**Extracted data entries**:
begin
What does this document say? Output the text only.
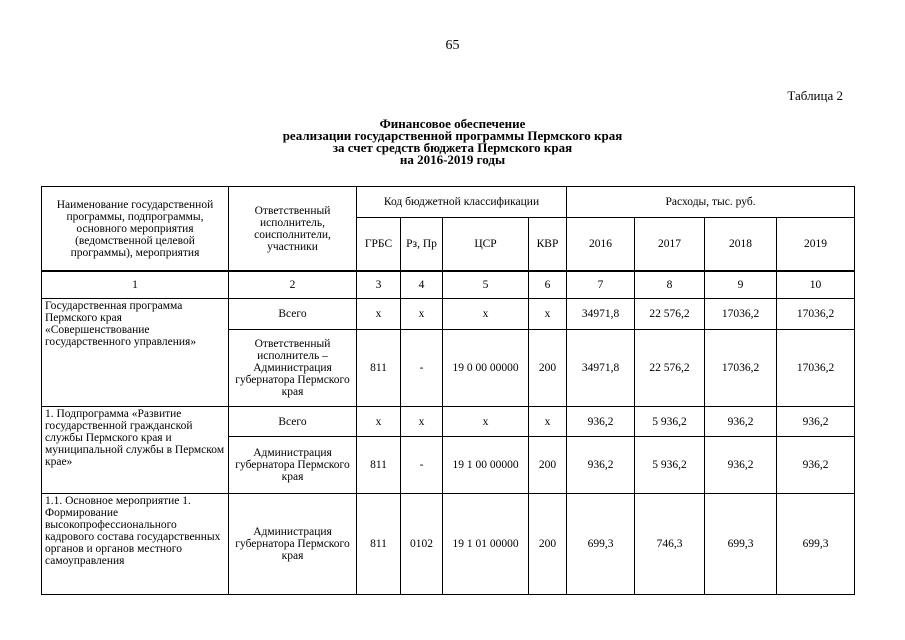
65
Таблица 2
Финансовое обеспечение
реализации государственной программы Пермского края
за счет средств бюджета Пермского края
на 2016-2019 годы
Наименование государственной программы, подпрограммы, основного мероприятия (ведомственной целевой программы), мероприятия	Ответственный исполнитель, соисполнители, участники	Код бюджетной классификации				Расходы, тыс. руб.			
		ГРБС	Рз, Пр	ЦСР	КВР	2016	2017	2018	2019
1	2	3	4	5	6	7	8	9	10
Государственная программа Пермского края «Совершенствование государственного управления»	Всего	х	х	х	х	34971,8	22 576,2	17036,2	17036,2
	Ответственный исполнитель – Администрация губернатора Пермского края	811	-	19 0 00 00000	200	34971,8	22 576,2	17036,2	17036,2
1. Подпрограмма «Развитие государственной гражданской службы Пермского края и муниципальной службы в Пермском крае»	Всего	х	х	х	х	936,2	5 936,2	936,2	936,2
	Администрация губернатора Пермского края	811	-	19 1 00 00000	200	936,2	5 936,2	936,2	936,2
1.1. Основное мероприятие 1. Формирование высокопрофессионального кадрового состава государственных органов и органов местного самоуправления	Администрация губернатора Пермского края	811	0102	19 1 01 00000	200	699,3	746,3	699,3	699,3
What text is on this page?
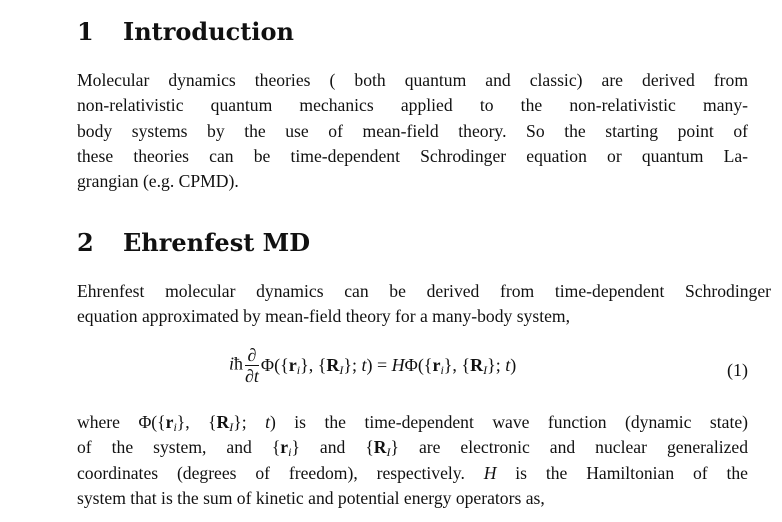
1 Introduction

Molecular dynamics theories ( both quantum and classic) are derived from
non-relativistic quantum mechanics applied to the non-relativistic many-
body systems by the use of mean-field theory. So the starting point of
these theories can be time-dependent Schrodinger equation or quantum La-
grangian (e.g. CPMD).

2 Ehrenfest MD

Ehrenfest molecular dynamics can be derived from time-dependent Schrodinger
equation approximated by mean-field theory for a many-body system,

iħ $\frac{\partial}{\partial t} \Phi(\{r_i\}$, $\{R_I\}$; $t) = H\Phi(\{r_i\}$, $\{R_I\}$; t)	(1)

where $\Phi(\{r_i\}$, $\{R_I\}$; t) is the time-dependent wave function (dynamic state)
of the system, and $\{r_i\}$ and $\{R_I\}$ are electronic and nuclear generalized
coordinates (degrees of freedom), respectively. H is the Hamiltonian of the
system that is the sum of kinetic and potential energy operators as,
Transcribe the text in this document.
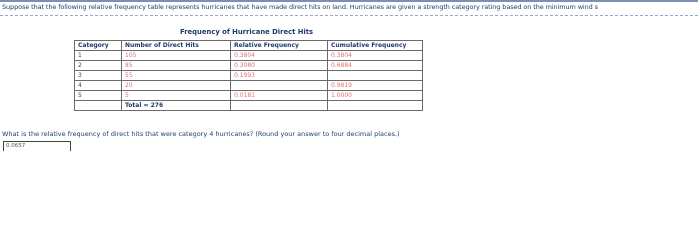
Suppose that the following relative frequency table represents hurricanes that have made direct hits on land. Hurricanes are given a strength category rating based on the minimum wind s
Frequency of Hurricane Direct Hits
Category	Number of Direct Hits	Relative Frequency	Cumulative Frequency
1	105	0.3804	0.3804
2	85	0.3080	0.6884
3	55	0.1993	
4	20		0.9819
5	5	0.0181	1.0000
	Total = 276		
What is the relative frequency of direct hits that were category 4 hurricanes? (Round your answer to four decimal places.)
0.0657
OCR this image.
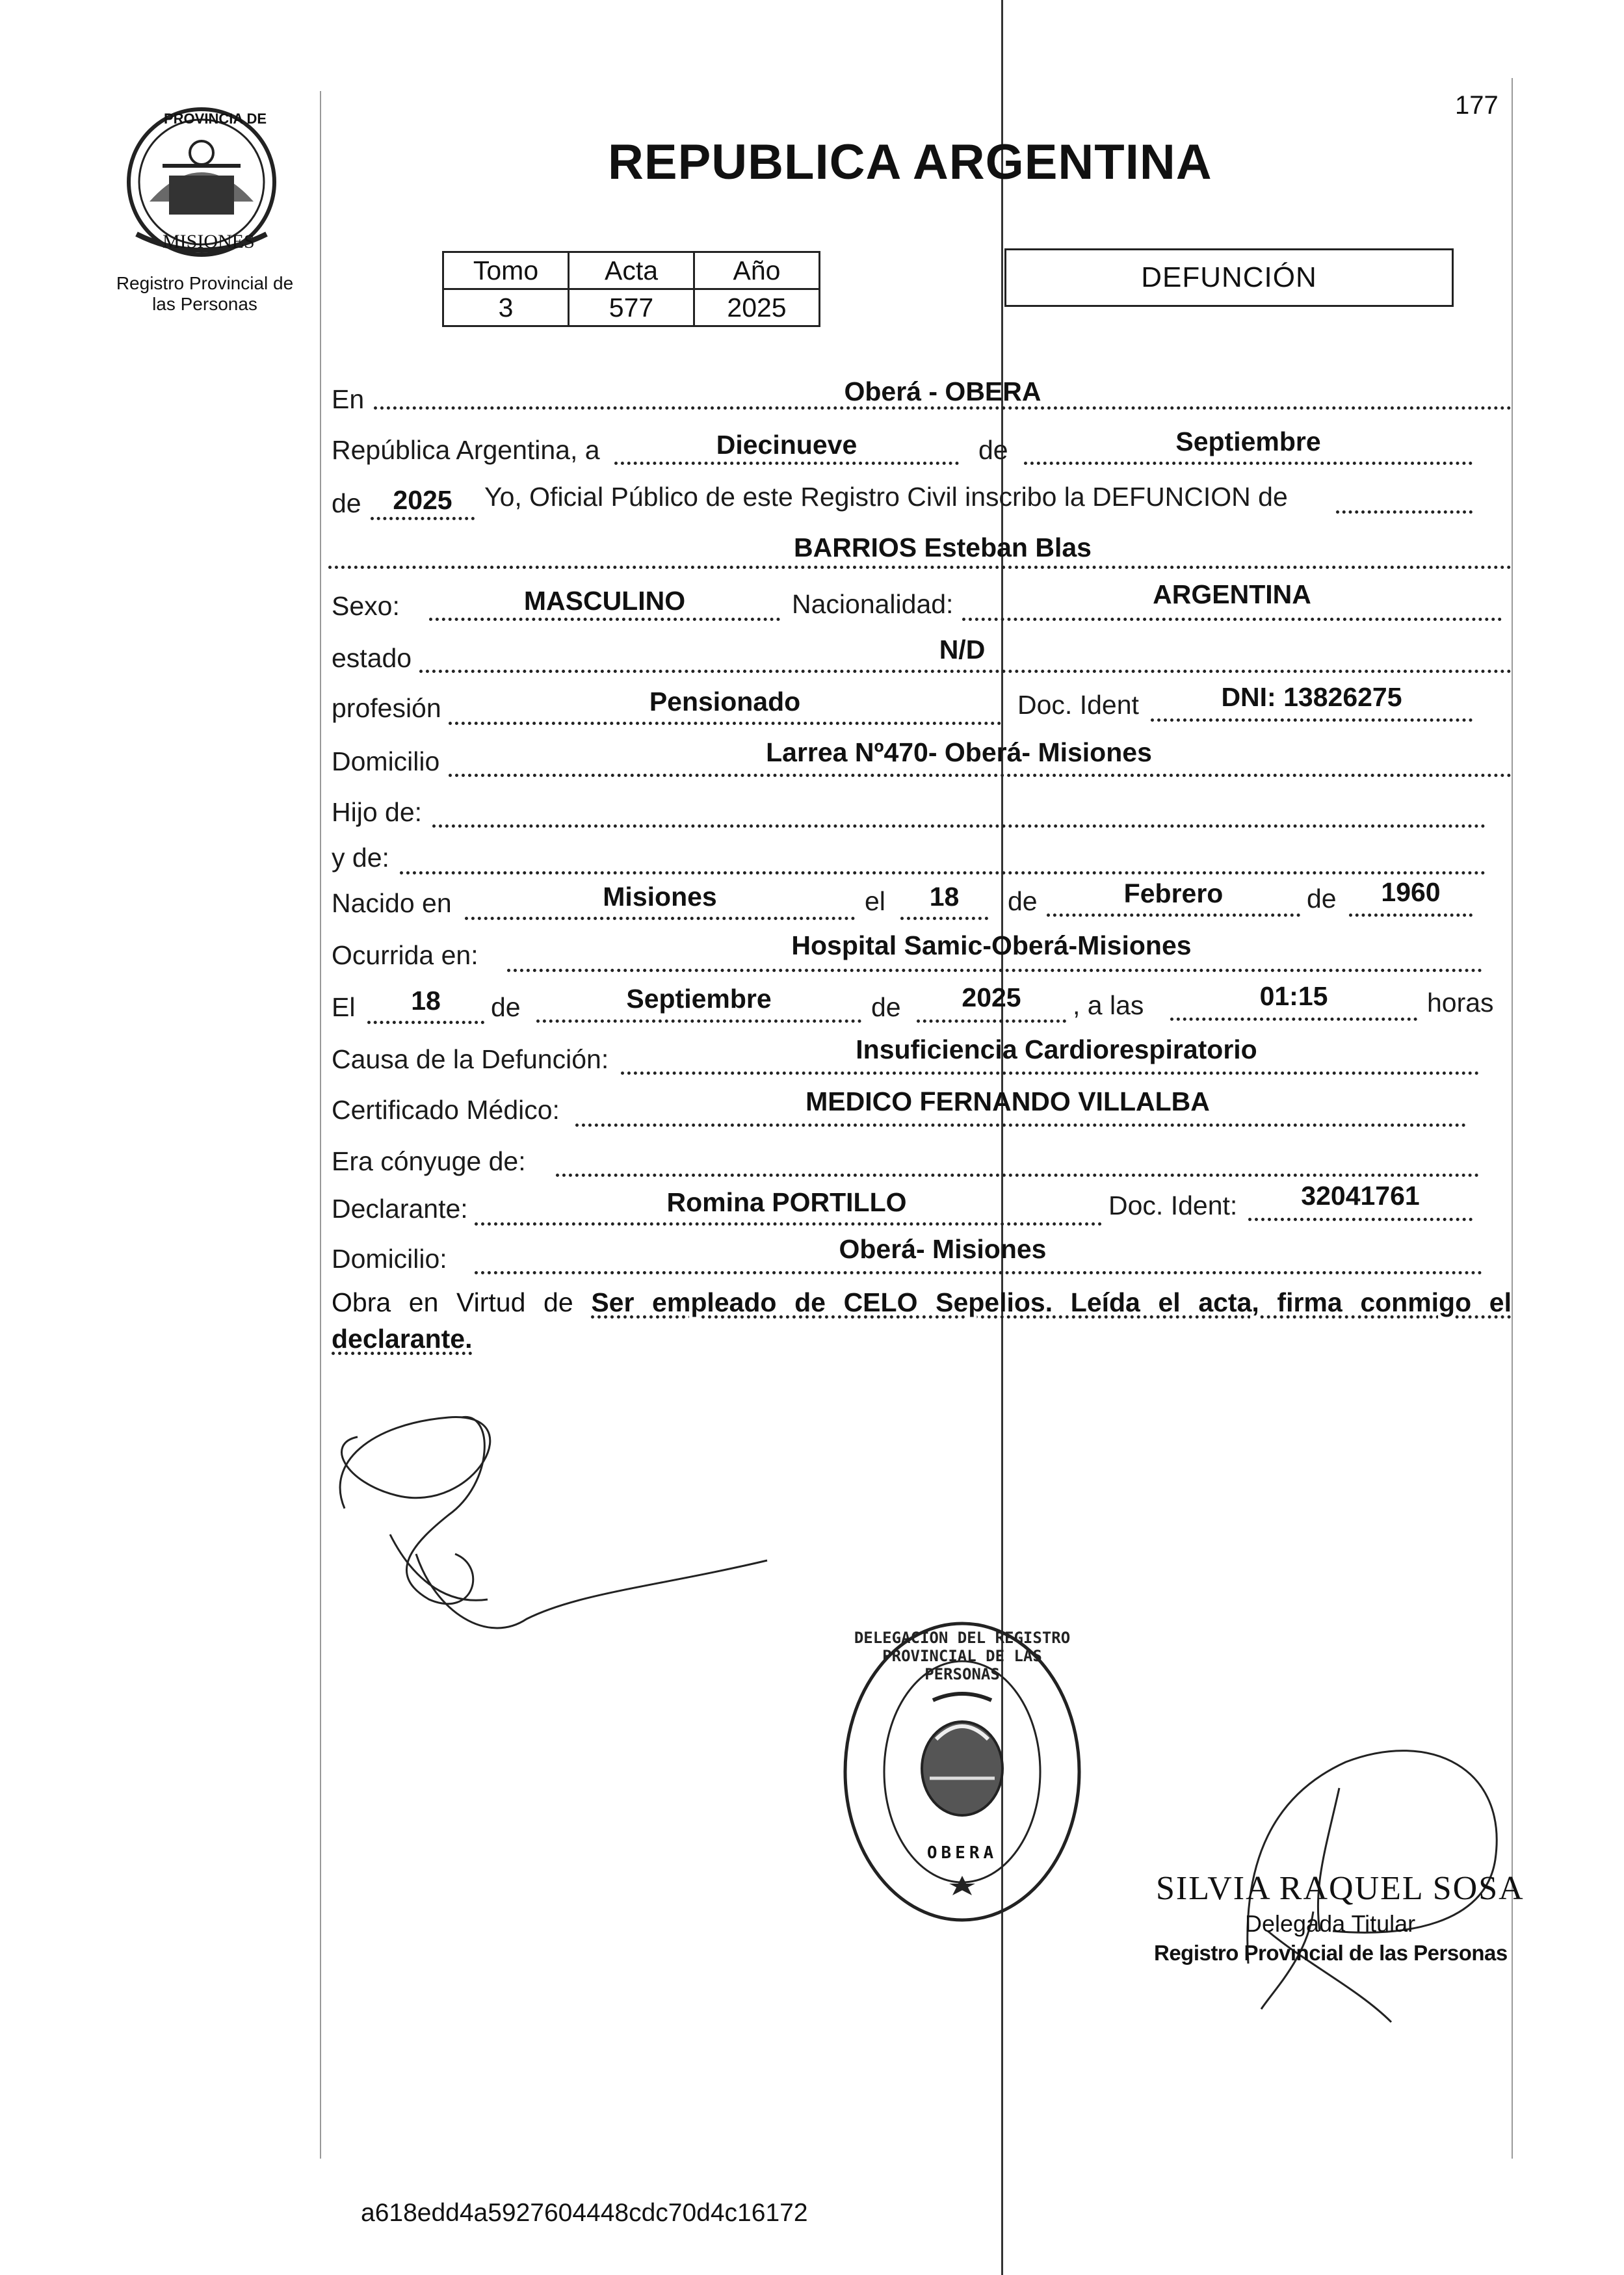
PROVINCIA DE
MISIONES
Registro Provincial de
las Personas
177
REPUBLICA ARGENTINA
Tomo	Acta	Año
3	577	2025
DEFUNCIÓN
En	Oberá - OBERA
República Argentina, a	Diecinueve	de	Septiembre
de	2025	Yo, Oficial Público de este Registro Civil inscribo la DEFUNCION de
BARRIOS Esteban Blas
Sexo:	MASCULINO	Nacionalidad:	ARGENTINA
estado	N/D
profesión	Pensionado	Doc. Ident	DNI: 13826275
Domicilio	Larrea Nº470- Oberá- Misiones
Hijo de:
y de:
Nacido en	Misiones	el	18	de	Febrero	de	1960
Ocurrida en:	Hospital Samic-Oberá-Misiones
El	18	de	Septiembre	de	2025	, a las	01:15	horas
Causa de la Defunción:	Insuficiencia Cardiorespiratorio
Certificado Médico:	MEDICO FERNANDO VILLALBA
Era cónyuge de:
Declarante:	Romina PORTILLO	Doc. Ident:	32041761
Domicilio:	Oberá- Misiones
Obra en Virtud de Ser empleado de CELO Sepelios. Leída el acta, firma conmigo el declarante.
DELEGACION DEL REGISTRO PROVINCIAL DE LAS PERSONAS
OBERA
SILVIA RAQUEL SOSA
Delegada Titular
Registro Provincial de las Personas
a618edd4a5927604448cdc70d4c16172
end
**YOUR OBJECTIVE**:
Reproduce all of the entries word for word, skipping any pictures they hold.

**RESULT FOR THIS TASK**:
What does this document say? Output the text only.
65
Таблица 2
Финансовое обеспечение
реализации государственной программы Пермского края
за счет средств бюджета Пермского края
на 2016-2019 годы
Наименование государственной программы, подпрограммы, основного мероприятия (ведомственной целевой программы), мероприятия	Ответственный исполнитель, соисполнители, участники	Код бюджетной классификации				Расходы, тыс. руб.			
		ГРБС	Рз, Пр	ЦСР	КВР	2016	2017	2018	2019
1	2	3	4	5	6	7	8	9	10
Государственная программа Пермского края «Совершенствование государственного управления»	Всего	х	х	х	х	34971,8	22 576,2	17036,2	17036,2
	Ответственный исполнитель – Администрация губернатора Пермского края	811	-	19 0 00 00000	200	34971,8	22 576,2	17036,2	17036,2
1. Подпрограмма «Развитие государственной гражданской службы Пермского края и муниципальной службы в Пермском крае»	Всего	х	х	х	х	936,2	5 936,2	936,2	936,2
	Администрация губернатора Пермского края	811	-	19 1 00 00000	200	936,2	5 936,2	936,2	936,2
1.1. Основное мероприятие 1. Формирование высокопрофессионального кадрового состава государственных органов и органов местного самоуправления	Администрация губернатора Пермского края	811	0102	19 1 01 00000	200	699,3	746,3	699,3	699,3
What text is on this page?
1 Introduction

Molecular dynamics theories ( both quantum and classic) are derived from
non-relativistic quantum mechanics applied to the non-relativistic many-
body systems by the use of mean-field theory. So the starting point of
these theories can be time-dependent Schrodinger equation or quantum La-
grangian (e.g. CPMD).

2 Ehrenfest MD

Ehrenfest molecular dynamics can be derived from time-dependent Schrodinger
equation approximated by mean-field theory for a many-body system,

iħ $\frac{\partial}{\partial t} \Phi(\{r_i\}$, $\{R_I\}$; $t) = H\Phi(\{r_i\}$, $\{R_I\}$; t)	(1)

where $\Phi(\{r_i\}$, $\{R_I\}$; t) is the time-dependent wave function (dynamic state)
of the system, and $\{r_i\}$ and $\{R_I\}$ are electronic and nuclear generalized
coordinates (degrees of freedom), respectively. H is the Hamiltonian of the
system that is the sum of kinetic and potential energy operators as,
Transcribe the text in this document.
Suppose that the following relative frequency table represents hurricanes that have made direct hits on land. Hurricanes are given a strength category rating based on the minimum wind s
Frequency of Hurricane Direct Hits
Category	Number of Direct Hits	Relative Frequency	Cumulative Frequency
1	105	0.3804	0.3804
2	85	0.3080	0.6884
3	55	0.1993	
4	20		0.9819
5	5	0.0181	1.0000
	Total = 276		
What is the relative frequency of direct hits that were category 4 hurricanes? (Round your answer to four decimal places.)
0.0657
OCR this image.
PROVINCIA DE
MISIONES
Registro Provincial de
las Personas
177
REPUBLICA ARGENTINA
Tomo	Acta	Año
3	577	2025
DEFUNCIÓN
En	Oberá - OBERA
República Argentina, a	Diecinueve	de	Septiembre
de	2025	Yo, Oficial Público de este Registro Civil inscribo la DEFUNCION de
BARRIOS Esteban Blas
Sexo:	MASCULINO	Nacionalidad:	ARGENTINA
estado	N/D
profesión	Pensionado	Doc. Ident	DNI: 13826275
Domicilio	Larrea Nº470- Oberá- Misiones
Hijo de:
y de:
Nacido en	Misiones	el	18	de	Febrero	de	1960
Ocurrida en:	Hospital Samic-Oberá-Misiones
El	18	de	Septiembre	de	2025	, a las	01:15	horas
Causa de la Defunción:	Insuficiencia Cardiorespiratorio
Certificado Médico:	MEDICO FERNANDO VILLALBA
Era cónyuge de:
Declarante:	Romina PORTILLO	Doc. Ident:	32041761
Domicilio:	Oberá- Misiones
Obra en Virtud de Ser empleado de CELO Sepelios. Leída el acta, firma conmigo el declarante.
DELEGACION DEL REGISTRO PROVINCIAL DE LAS PERSONAS
OBERA
SILVIA RAQUEL SOSA
Delegada Titular
Registro Provincial de las Personas
a618edd4a5927604448cdc70d4c16172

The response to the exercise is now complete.